▶ WHAT YOU HAVE TO DO
Determine the count of lines holding the string "Output". Return only the number.

▶ DATA

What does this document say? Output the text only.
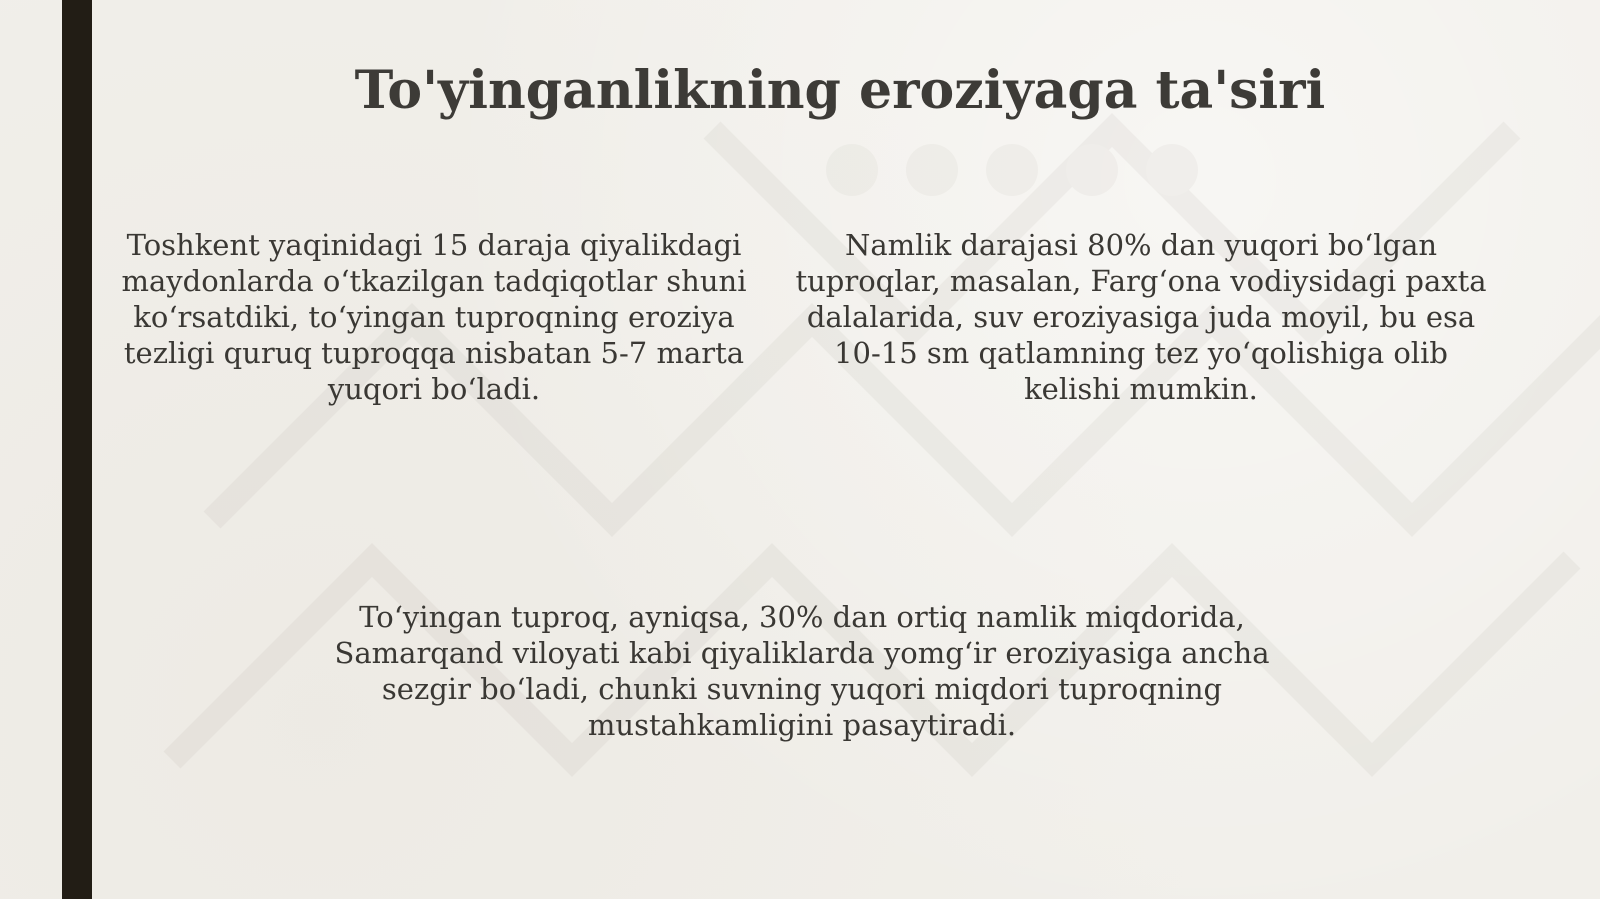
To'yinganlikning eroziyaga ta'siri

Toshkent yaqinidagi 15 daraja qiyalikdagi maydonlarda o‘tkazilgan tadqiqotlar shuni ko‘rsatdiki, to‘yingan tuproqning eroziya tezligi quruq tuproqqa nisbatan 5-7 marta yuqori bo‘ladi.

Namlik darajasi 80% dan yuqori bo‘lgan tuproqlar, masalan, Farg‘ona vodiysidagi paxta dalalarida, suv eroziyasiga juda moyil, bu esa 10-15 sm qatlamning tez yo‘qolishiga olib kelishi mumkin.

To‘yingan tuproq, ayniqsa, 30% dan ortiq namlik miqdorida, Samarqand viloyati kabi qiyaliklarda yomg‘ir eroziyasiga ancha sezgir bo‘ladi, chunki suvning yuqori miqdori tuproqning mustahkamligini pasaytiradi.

---

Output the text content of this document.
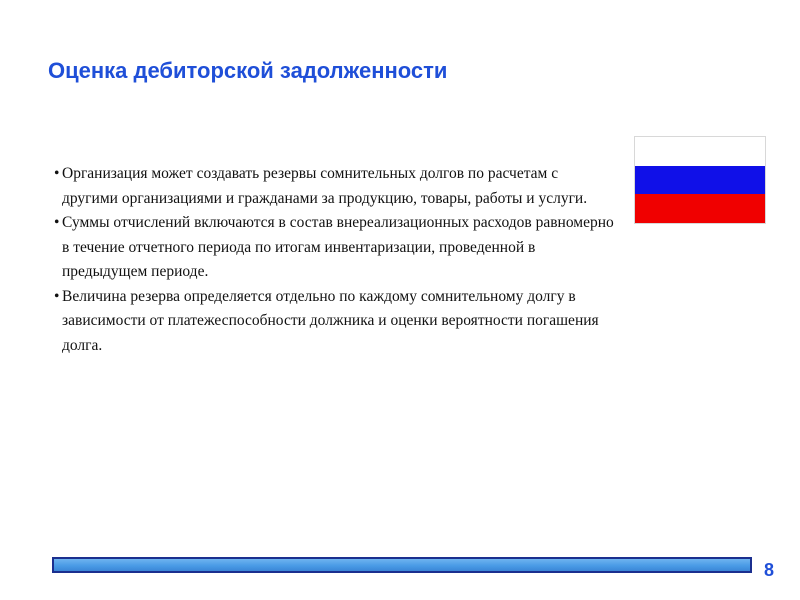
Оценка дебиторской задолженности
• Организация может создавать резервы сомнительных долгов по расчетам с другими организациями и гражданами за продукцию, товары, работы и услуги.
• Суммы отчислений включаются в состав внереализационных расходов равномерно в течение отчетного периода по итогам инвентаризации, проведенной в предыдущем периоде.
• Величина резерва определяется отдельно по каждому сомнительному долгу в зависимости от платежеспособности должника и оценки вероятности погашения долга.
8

--

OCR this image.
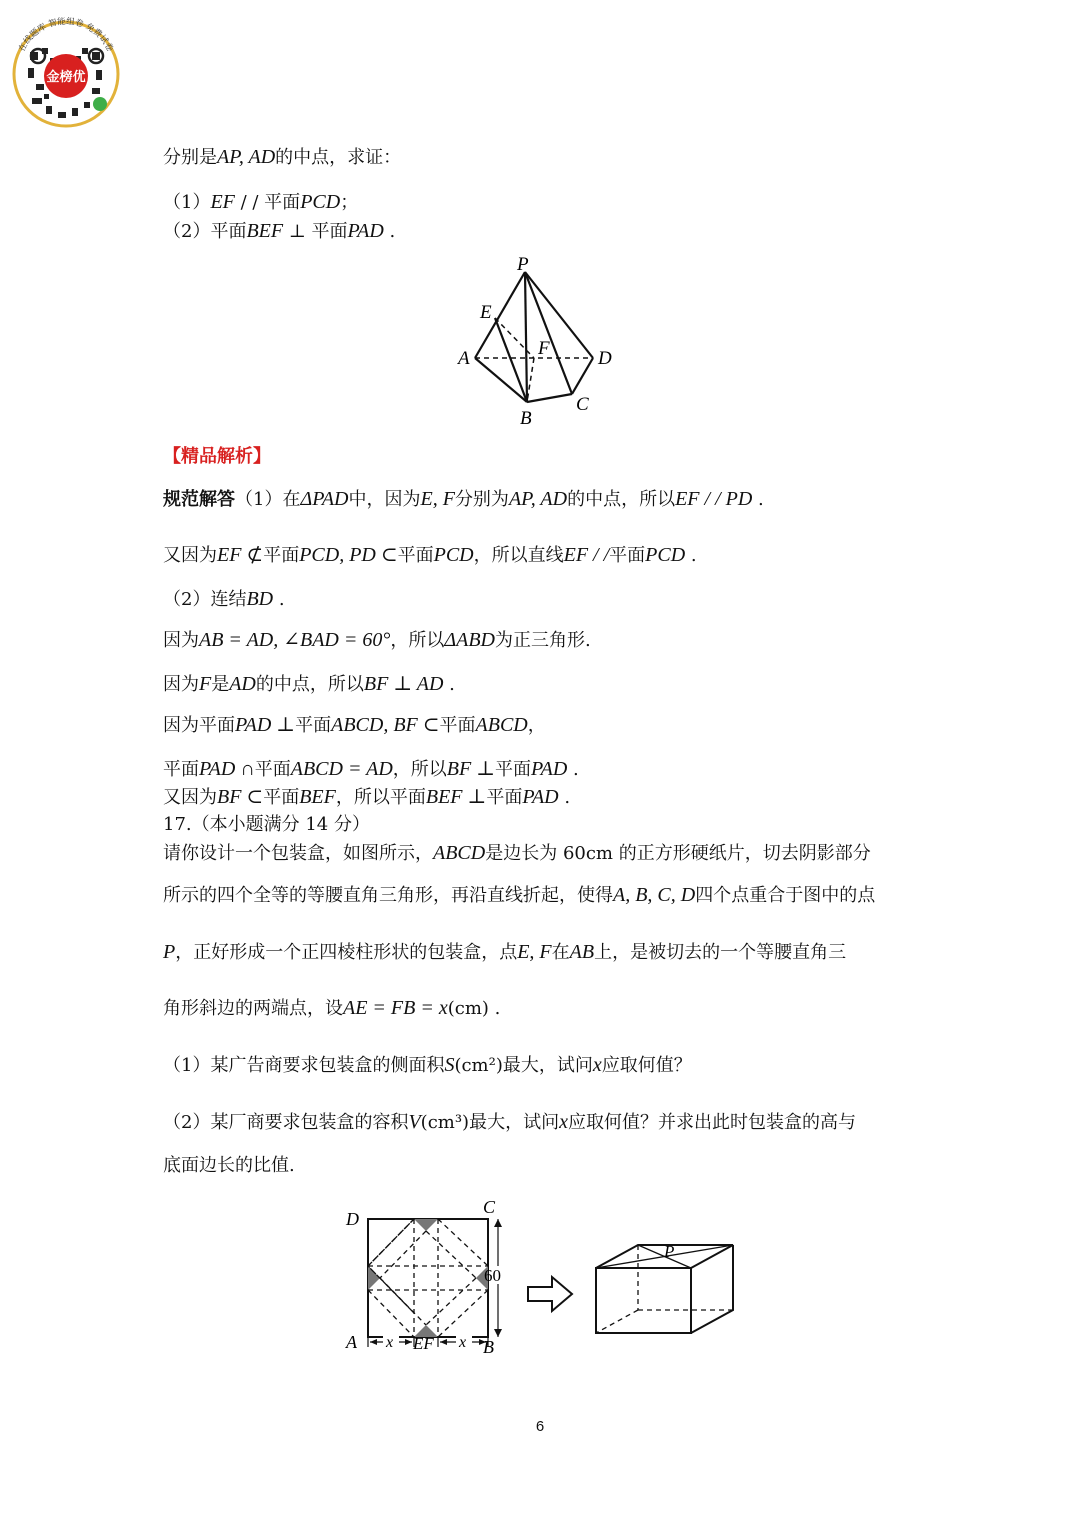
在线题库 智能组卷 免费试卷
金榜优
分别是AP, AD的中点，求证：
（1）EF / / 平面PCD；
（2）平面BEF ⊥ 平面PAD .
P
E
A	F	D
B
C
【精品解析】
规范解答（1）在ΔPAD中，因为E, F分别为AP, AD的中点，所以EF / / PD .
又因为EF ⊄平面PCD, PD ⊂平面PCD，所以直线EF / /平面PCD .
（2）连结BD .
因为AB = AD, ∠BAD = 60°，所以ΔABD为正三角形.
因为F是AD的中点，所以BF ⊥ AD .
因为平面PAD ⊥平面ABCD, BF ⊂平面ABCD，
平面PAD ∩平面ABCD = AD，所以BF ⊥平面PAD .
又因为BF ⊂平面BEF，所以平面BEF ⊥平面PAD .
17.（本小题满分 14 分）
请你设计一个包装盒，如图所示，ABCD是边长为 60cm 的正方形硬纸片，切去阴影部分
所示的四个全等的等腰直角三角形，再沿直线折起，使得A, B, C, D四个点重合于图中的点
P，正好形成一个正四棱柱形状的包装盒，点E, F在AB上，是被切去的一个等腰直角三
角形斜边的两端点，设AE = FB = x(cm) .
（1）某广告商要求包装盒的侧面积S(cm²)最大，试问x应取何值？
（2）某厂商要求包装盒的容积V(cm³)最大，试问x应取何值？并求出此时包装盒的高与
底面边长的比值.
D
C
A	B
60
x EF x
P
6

▶ TASK ANSWER
2